--- START ---

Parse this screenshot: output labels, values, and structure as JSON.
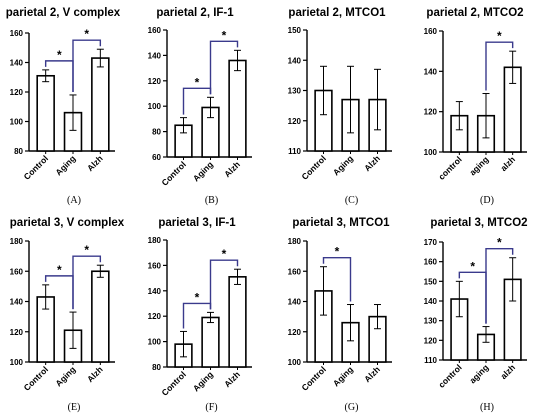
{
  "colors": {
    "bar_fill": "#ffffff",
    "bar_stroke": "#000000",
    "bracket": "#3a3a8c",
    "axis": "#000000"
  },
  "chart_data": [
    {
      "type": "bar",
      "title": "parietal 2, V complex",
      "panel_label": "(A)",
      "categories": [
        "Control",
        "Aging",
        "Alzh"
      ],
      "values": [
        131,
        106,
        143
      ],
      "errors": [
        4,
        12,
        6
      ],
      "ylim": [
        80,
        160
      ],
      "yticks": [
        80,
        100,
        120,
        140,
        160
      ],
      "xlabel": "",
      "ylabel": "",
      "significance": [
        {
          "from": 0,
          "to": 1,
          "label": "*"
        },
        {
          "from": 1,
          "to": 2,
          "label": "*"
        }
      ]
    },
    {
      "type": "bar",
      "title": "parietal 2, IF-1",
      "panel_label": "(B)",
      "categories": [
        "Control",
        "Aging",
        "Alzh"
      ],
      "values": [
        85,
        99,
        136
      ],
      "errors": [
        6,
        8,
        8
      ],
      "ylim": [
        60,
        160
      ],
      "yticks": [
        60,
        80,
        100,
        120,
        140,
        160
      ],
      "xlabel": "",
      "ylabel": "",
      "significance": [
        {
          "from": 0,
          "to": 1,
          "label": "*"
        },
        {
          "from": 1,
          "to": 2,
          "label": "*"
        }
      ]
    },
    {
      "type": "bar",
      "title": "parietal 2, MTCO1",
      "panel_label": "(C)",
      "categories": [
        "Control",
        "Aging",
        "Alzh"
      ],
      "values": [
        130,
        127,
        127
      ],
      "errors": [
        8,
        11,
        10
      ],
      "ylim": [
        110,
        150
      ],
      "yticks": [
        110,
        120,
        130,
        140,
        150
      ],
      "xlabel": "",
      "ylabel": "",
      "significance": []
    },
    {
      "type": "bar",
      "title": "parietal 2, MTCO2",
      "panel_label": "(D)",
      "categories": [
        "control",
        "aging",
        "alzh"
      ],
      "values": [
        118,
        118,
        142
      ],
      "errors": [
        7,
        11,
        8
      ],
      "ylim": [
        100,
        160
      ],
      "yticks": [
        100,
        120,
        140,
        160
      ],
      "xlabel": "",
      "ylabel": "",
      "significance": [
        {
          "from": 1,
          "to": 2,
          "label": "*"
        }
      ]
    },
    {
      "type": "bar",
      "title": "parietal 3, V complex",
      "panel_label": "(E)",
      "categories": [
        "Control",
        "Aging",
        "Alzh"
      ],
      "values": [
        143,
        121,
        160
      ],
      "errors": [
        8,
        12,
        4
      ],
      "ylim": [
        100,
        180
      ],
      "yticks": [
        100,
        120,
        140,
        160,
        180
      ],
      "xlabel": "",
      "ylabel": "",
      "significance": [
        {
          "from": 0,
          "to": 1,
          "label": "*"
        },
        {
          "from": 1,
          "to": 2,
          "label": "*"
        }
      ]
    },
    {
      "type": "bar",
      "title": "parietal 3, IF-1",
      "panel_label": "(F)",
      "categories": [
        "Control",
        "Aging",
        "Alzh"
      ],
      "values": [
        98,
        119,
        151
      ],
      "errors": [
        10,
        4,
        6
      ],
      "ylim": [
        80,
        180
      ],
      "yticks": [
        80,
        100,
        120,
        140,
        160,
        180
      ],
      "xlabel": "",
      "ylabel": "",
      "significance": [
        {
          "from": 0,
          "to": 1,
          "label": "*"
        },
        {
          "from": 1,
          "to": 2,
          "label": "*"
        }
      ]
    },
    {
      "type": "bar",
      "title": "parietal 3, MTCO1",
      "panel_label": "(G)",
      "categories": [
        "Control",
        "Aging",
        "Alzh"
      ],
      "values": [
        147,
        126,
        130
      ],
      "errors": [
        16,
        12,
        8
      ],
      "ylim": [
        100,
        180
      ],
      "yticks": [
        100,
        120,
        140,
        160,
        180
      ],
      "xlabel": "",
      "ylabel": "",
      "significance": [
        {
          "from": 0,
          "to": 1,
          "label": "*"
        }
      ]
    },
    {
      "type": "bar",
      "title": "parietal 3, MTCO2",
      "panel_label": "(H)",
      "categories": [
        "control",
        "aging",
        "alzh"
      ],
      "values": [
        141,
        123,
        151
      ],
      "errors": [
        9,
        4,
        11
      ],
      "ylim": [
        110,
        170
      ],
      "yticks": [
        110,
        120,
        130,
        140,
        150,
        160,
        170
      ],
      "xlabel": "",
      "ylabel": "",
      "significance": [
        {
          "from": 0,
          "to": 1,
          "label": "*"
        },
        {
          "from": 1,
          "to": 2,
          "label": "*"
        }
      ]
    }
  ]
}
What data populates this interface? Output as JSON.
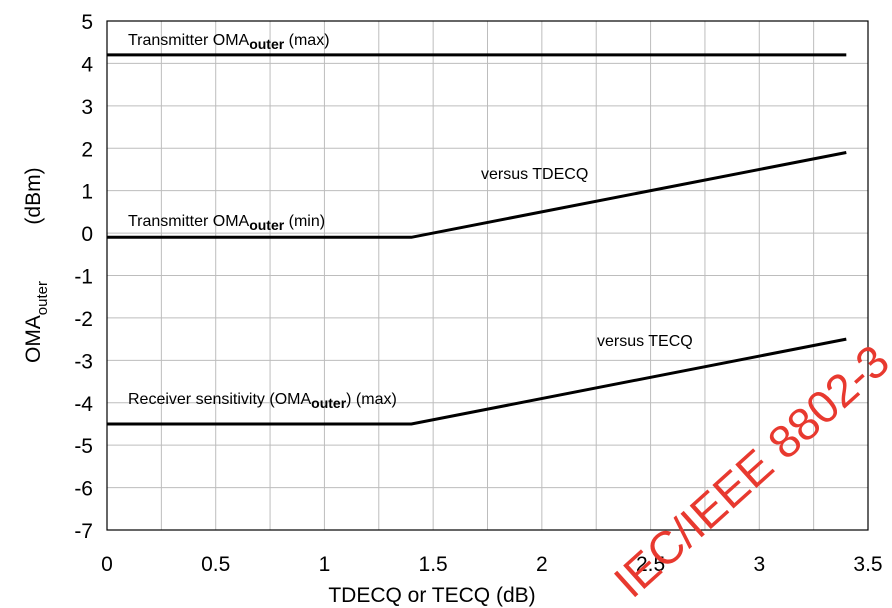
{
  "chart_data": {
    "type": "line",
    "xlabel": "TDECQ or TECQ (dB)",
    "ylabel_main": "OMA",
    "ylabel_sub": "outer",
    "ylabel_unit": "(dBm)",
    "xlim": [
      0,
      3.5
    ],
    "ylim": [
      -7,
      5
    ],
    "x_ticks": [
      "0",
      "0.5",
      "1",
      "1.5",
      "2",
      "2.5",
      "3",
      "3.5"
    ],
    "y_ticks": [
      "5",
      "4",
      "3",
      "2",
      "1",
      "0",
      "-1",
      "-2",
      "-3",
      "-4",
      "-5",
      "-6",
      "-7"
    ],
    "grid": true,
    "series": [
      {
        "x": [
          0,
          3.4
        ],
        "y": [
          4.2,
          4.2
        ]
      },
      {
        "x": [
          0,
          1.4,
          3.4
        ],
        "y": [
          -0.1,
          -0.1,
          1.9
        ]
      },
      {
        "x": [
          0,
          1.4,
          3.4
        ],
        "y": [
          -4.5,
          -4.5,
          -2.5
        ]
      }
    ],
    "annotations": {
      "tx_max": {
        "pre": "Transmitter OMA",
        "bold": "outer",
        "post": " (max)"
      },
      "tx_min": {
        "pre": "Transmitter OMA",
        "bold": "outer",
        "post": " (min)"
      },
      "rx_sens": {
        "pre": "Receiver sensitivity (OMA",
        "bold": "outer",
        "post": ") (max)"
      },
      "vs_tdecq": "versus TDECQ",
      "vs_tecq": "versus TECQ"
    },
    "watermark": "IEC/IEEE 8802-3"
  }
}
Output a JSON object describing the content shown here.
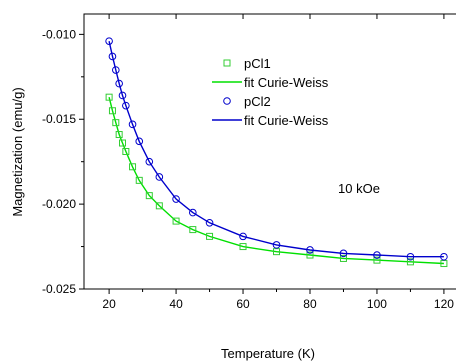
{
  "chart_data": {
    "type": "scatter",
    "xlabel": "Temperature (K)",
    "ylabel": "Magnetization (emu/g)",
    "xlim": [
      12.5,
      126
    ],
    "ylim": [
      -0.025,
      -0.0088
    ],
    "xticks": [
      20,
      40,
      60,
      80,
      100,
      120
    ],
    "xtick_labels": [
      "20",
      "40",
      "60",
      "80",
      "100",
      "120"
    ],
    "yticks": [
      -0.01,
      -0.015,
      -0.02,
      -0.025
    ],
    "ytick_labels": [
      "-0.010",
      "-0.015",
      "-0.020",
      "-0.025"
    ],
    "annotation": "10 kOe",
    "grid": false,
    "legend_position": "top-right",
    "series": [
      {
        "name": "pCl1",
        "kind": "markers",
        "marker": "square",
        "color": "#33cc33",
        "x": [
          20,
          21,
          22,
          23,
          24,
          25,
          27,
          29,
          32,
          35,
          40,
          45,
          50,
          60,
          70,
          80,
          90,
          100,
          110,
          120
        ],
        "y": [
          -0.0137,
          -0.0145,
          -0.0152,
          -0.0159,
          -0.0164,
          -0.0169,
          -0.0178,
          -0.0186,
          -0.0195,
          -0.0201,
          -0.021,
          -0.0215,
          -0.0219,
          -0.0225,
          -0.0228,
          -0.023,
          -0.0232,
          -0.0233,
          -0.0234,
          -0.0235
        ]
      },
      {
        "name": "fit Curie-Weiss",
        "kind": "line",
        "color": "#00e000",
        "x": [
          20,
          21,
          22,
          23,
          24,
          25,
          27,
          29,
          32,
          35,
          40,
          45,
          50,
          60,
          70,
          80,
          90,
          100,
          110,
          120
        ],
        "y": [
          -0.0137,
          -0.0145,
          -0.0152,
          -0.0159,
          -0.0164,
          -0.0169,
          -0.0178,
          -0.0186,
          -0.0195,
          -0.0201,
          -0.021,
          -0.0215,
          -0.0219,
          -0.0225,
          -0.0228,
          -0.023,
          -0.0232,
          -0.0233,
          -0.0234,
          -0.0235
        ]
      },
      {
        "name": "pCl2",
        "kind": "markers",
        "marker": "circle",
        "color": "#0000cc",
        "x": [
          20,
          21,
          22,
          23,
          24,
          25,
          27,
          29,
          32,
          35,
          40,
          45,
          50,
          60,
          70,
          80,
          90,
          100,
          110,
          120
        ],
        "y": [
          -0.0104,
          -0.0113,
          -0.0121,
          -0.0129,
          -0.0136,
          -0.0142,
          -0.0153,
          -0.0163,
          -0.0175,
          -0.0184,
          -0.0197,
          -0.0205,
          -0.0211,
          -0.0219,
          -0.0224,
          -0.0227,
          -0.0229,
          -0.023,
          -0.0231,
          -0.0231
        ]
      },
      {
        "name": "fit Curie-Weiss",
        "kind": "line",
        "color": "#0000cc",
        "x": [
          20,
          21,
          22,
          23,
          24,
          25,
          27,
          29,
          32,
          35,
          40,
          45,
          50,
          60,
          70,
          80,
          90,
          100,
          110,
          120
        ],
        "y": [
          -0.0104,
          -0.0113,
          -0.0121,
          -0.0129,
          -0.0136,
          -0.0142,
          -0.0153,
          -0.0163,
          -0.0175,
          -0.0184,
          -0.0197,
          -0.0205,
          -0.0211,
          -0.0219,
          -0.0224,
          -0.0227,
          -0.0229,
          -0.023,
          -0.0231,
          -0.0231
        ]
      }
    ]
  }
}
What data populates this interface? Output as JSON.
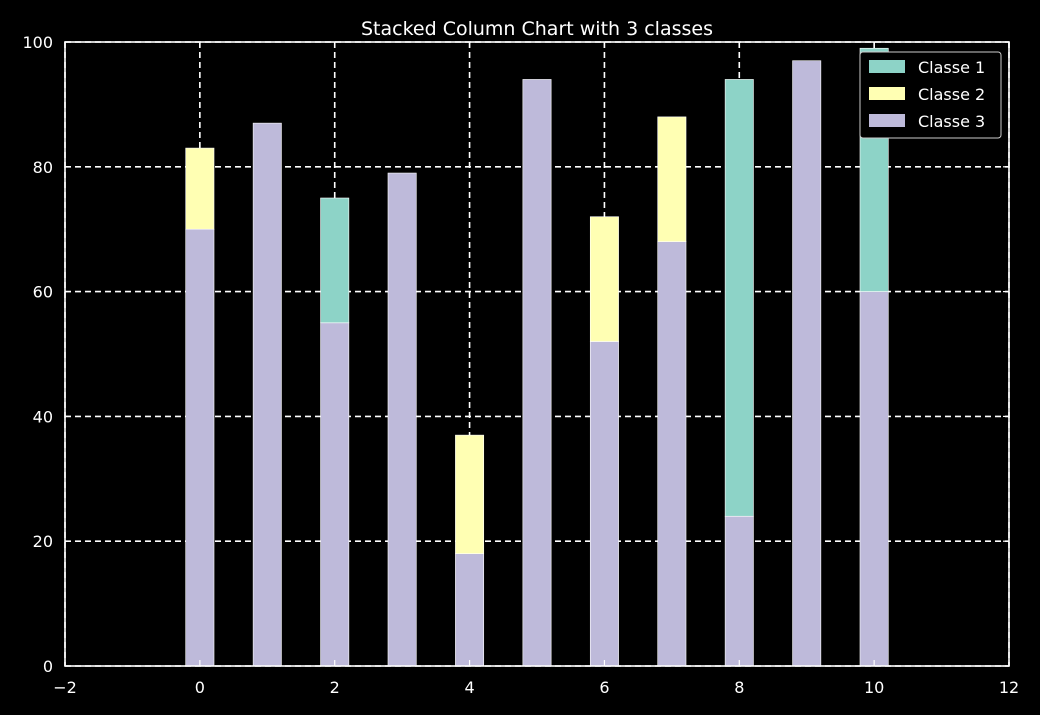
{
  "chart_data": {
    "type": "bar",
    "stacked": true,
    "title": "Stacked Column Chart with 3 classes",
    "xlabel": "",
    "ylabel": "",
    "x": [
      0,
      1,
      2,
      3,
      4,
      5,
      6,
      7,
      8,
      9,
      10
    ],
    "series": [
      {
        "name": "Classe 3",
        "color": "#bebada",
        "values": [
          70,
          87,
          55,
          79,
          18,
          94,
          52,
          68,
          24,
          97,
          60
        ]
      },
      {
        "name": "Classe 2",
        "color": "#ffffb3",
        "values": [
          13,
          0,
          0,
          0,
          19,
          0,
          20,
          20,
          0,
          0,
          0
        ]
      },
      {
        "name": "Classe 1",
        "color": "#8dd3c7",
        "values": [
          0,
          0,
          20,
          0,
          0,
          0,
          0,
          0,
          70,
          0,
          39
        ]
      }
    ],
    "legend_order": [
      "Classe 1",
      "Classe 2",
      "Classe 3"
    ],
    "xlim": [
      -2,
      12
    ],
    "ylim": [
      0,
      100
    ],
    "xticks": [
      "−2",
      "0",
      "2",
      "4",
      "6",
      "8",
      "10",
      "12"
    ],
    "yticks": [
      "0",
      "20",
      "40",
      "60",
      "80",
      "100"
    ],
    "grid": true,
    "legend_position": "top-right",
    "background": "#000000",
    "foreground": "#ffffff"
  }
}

--- END ---

What this task involves:
Determine how many lines of the material include the string "versus". Output only that count.

Final result:
2